Information shown.
******

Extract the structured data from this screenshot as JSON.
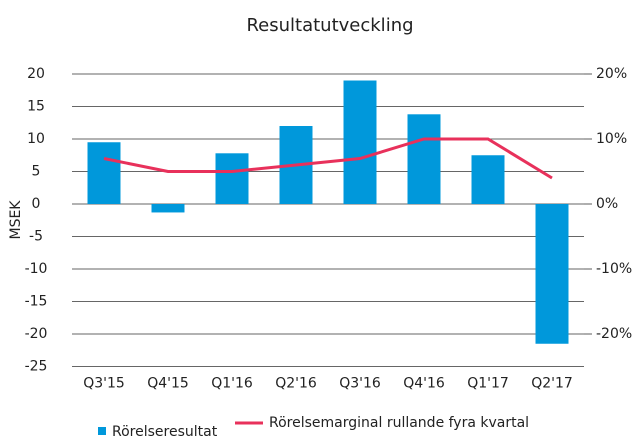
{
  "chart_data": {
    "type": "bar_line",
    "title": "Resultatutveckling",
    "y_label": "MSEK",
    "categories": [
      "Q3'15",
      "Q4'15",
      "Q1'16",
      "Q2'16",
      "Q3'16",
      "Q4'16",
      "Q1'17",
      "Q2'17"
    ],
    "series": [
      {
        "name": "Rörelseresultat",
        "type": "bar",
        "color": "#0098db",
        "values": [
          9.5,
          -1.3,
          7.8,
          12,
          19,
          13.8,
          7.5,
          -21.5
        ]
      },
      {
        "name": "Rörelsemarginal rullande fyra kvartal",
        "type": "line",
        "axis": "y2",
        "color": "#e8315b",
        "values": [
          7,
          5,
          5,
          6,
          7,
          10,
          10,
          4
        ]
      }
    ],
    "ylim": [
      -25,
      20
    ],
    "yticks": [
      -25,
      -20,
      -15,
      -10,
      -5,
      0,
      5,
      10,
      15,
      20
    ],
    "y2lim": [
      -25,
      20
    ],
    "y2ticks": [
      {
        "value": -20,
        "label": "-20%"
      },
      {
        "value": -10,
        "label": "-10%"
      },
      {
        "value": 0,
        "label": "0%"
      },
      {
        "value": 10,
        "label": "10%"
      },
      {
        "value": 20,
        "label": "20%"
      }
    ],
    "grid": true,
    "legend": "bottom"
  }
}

******

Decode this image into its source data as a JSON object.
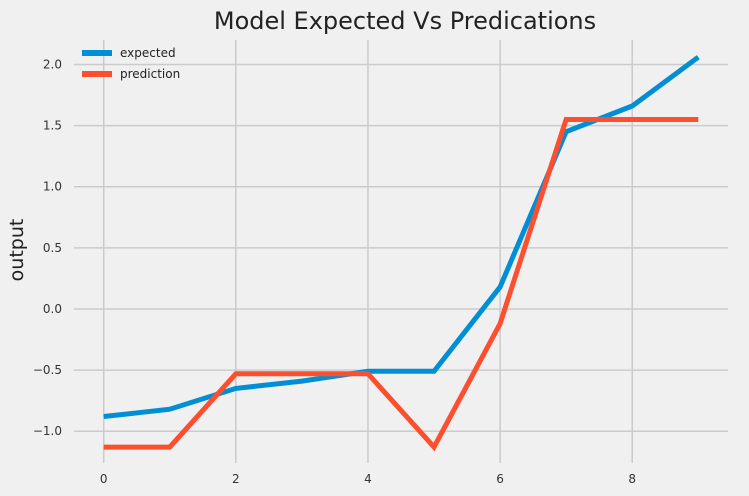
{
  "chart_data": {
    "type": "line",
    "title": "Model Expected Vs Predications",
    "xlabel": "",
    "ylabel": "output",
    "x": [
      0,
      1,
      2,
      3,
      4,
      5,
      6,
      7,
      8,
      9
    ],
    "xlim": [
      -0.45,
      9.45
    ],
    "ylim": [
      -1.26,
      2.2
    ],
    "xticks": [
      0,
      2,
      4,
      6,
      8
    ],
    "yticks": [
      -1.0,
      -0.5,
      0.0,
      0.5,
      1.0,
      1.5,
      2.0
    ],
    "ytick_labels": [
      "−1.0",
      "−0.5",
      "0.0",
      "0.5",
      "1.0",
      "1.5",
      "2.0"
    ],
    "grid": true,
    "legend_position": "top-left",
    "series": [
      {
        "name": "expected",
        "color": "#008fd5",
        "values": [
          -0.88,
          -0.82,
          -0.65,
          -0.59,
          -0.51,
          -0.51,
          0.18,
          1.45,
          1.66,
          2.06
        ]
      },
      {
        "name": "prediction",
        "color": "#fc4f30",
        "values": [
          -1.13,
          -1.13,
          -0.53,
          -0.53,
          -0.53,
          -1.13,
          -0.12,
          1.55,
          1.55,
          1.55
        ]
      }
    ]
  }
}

******

Task prompt. Locate the word "color" in the records and collect each line it appears in.

Right answer.
        "color": "#0098db",
        "color": "#e8315b",
        "color": "#008fd5",
        "color": "#fc4f30",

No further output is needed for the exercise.